# STATED GOAL
Report the number of lines that include "afterwards", with no additional text.

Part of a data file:
---*---

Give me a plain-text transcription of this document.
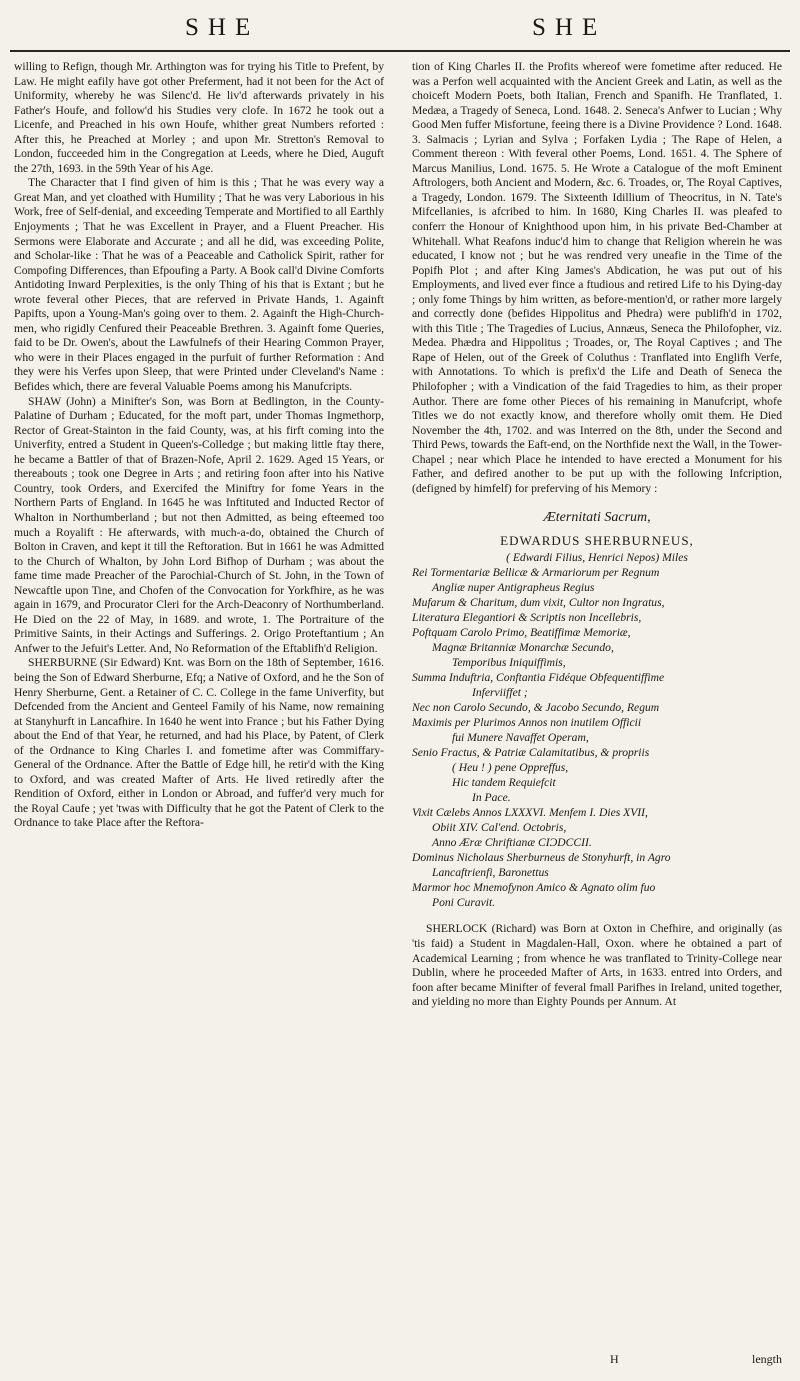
SHE	SHE

willing to Refign, though Mr. Arthington was for trying his Title to Prefent, by Law. He might eafily have got other Preferment, had it not been for the Act of Uniformity, whereby he was Silenc'd. He liv'd afterwards privately in his Father's Houfe, and follow'd his Studies very clofe. In 1672 he took out a Licenfe, and Preached in his own Houfe, whither great Numbers reforted : After this, he Preached at Morley ; and upon Mr. Stretton's Removal to London, fucceeded him in the Congregation at Leeds, where he Died, Auguft the 27th, 1693. in the 59th Year of his Age.

The Character that I find given of him is this ; That he was every way a Great Man, and yet cloathed with Humility ; That he was very Laborious in his Work, free of Self-denial, and exceeding Temperate and Mortified to all Earthly Enjoyments ; That he was Excellent in Prayer, and a Fluent Preacher. His Sermons were Elaborate and Accurate ; and all he did, was exceeding Polite, and Scholar-like : That he was of a Peaceable and Catholick Spirit, rather for Compofing Differences, than Efpoufing a Party. A Book call'd Divine Comforts Antidoting Inward Perplexities, is the only Thing of his that is Extant ; but he wrote feveral other Pieces, that are referved in Private Hands, 1. Againft Papifts, upon a Young-Man's going over to them. 2. Againft the High-Church-men, who rigidly Cenfured their Peaceable Brethren. 3. Againft fome Queries, faid to be Dr. Owen's, about the Lawfulnefs of their Hearing Common Prayer, who were in their Places engaged in the purfuit of further Reformation : And they were his Verfes upon Sleep, that were Printed under Cleveland's Name : Befides which, there are feveral Valuable Poems among his Manufcripts.

SHAW (John) a Minifter's Son, was Born at Bedlington, in the County-Palatine of Durham ; Educated, for the moft part, under Thomas Ingmethorp, Rector of Great-Stainton in the faid County, was, at his firft coming into the Univerfity, entred a Student in Queen's-Colledge ; but making little ftay there, he became a Battler of that of Brazen-Nofe, April 2. 1629. Aged 15 Years, or thereabouts ; took one Degree in Arts ; and retiring foon after into his Native Country, took Orders, and Exercifed the Miniftry for fome Years in the Northern Parts of England. In 1645 he was Inftituted and Inducted Rector of Whalton in Northumberland ; but not then Admitted, as being efteemed too much a Royalift : He afterwards, with much-a-do, obtained the Church of Bolton in Craven, and kept it till the Reftoration. But in 1661 he was Admitted to the Church of Whalton, by John Lord Bifhop of Durham ; was about the fame time made Preacher of the Parochial-Church of St. John, in the Town of Newcaftle upon Tine, and Chofen of the Convocation for Yorkfhire, as he was again in 1679, and Procurator Cleri for the Arch-Deaconry of Northumberland. He Died on the 22 of May, in 1689. and wrote, 1. The Portraiture of the Primitive Saints, in their Actings and Sufferings. 2. Origo Proteftantium ; An Anfwer to the Jefuit's Letter. And, No Reformation of the Eftablifh'd Religion.

SHERBURNE (Sir Edward) Knt. was Born on the 18th of September, 1616. being the Son of Edward Sherburne, Efq; a Native of Oxford, and he the Son of Henry Sherburne, Gent. a Retainer of C. C. College in the fame Univerfity, but Defcended from the Ancient and Genteel Family of his Name, now remaining at Stanyhurft in Lancafhire. In 1640 he went into France ; but his Father Dying about the End of that Year, he returned, and had his Place, by Patent, of Clerk of the Ordnance to King Charles I. and fometime after was Commiffary-General of the Ordnance. After the Battle of Edge hill, he retir'd with the King to Oxford, and was created Mafter of Arts. He lived retiredly after the Rendition of Oxford, either in London or Abroad, and fuffer'd very much for the Royal Caufe ; yet 'twas with Difficulty that he got the Patent of Clerk to the Ordnance to take Place after the Reftora-

tion of King Charles II. the Profits whereof were fometime after reduced. He was a Perfon well acquainted with the Ancient Greek and Latin, as well as the choiceft Modern Poets, both Italian, French and Spanifh. He Tranflated, 1. Medæa, a Tragedy of Seneca, Lond. 1648. 2. Seneca's Anfwer to Lucian ; Why Good Men fuffer Misfortune, feeing there is a Divine Providence ? Lond. 1648. 3. Salmacis ; Lyrian and Sylva ; Forfaken Lydia ; The Rape of Helen, a Comment thereon : With feveral other Poems, Lond. 1651. 4. The Sphere of Marcus Manilius, Lond. 1675. 5. He Wrote a Catalogue of the moft Eminent Aftrologers, both Ancient and Modern, &c. 6. Troades, or, The Royal Captives, a Tragedy, London. 1679. The Sixteenth Idillium of Theocritus, in N. Tate's Mifcellanies, is afcribed to him. In 1680, King Charles II. was pleafed to conferr the Honour of Knighthood upon him, in his private Bed-Chamber at Whitehall. What Reafons induc'd him to change that Religion wherein he was educated, I know not ; but he was rendred very uneafie in the Time of the Popifh Plot ; and after King James's Abdication, he was put out of his Employments, and lived ever fince a ftudious and retired Life to his Dying-day ; only fome Things by him written, as before-mention'd, or rather more largely and correctly done (befides Hippolitus and Phedra) were publifh'd in 1702, with this Title ; The Tragedies of Lucius, Annæus, Seneca the Philofopher, viz. Medea. Phædra and Hippolitus ; Troades, or, The Royal Captives ; and The Rape of Helen, out of the Greek of Coluthus : Tranflated into Englifh Verfe, with Annotations. To which is prefix'd the Life and Death of Seneca the Philofopher ; with a Vindication of the faid Tragedies to him, as their proper Author. There are fome other Pieces of his remaining in Manufcript, whofe Titles we do not exactly know, and therefore wholly omit them. He Died November the 4th, 1702. and was Interred on the 8th, under the Second and Third Pews, towards the Eaft-end, on the Northfide next the Wall, in the Tower-Chapel ; near which Place he intended to have erected a Monument for his Father, and defired another to be put up with the following Infcription, (defigned by himfelf) for preferving of his Memory :

Æternitati Sacrum,
EDWARDUS SHERBURNEUS,
( Edwardi Filius, Henrici Nepos) Miles
Rei Tormentariæ Bellicæ & Armariorum per Regnum
Angliæ nuper Antigrapheus Regius
Mufarum & Charitum, dum vixit, Cultor non Ingratus,
Literatura Elegantiori & Scriptis non Incellebris,
Poftquam Carolo Primo, Beatiffimæ Memoriæ,
Magnæ Britanniæ Monarchæ Secundo,
Temporibus Iniquiffimis,
Summa Induftria, Conftantia Fidéque Obfequentiffime
Inferviiffet ;
Nec non Carolo Secundo, & Jacobo Secundo, Regum
Maximis per Plurimos Annos non inutilem Officii
fui Munere Navaffet Operam,
Senio Fractus, & Patriæ Calamitatibus, & propriis
( Heu ! ) pene Oppreffus,
Hic tandem Requiefcit
In Pace.
Vixit Cælebs Annos LXXXVI. Menfem I. Dies XVII,
Obiit XIV. Cal'end. Octobris,
Anno Æræ Chriftianæ CIƆDCCII.
Dominus Nicholaus Sherburneus de Stonyhurft, in Agro
Lancaftrienfi, Baronettus
Marmor hoc Mnemofynon Amico & Agnato olim fuo
Poni Curavit.

SHERLOCK (Richard) was Born at Oxton in Chefhire, and originally (as 'tis faid) a Student in Magdalen-Hall, Oxon. where he obtained a part of Academical Learning ; from whence he was tranflated to Trinity-College near Dublin, where he proceeded Mafter of Arts, in 1633. entred into Orders, and foon after became Minifter of feveral fmall Parifhes in Ireland, united together, and yielding no more than Eighty Pounds per Annum. At

H	length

---*---

# OUTPUT OF THE TASK
2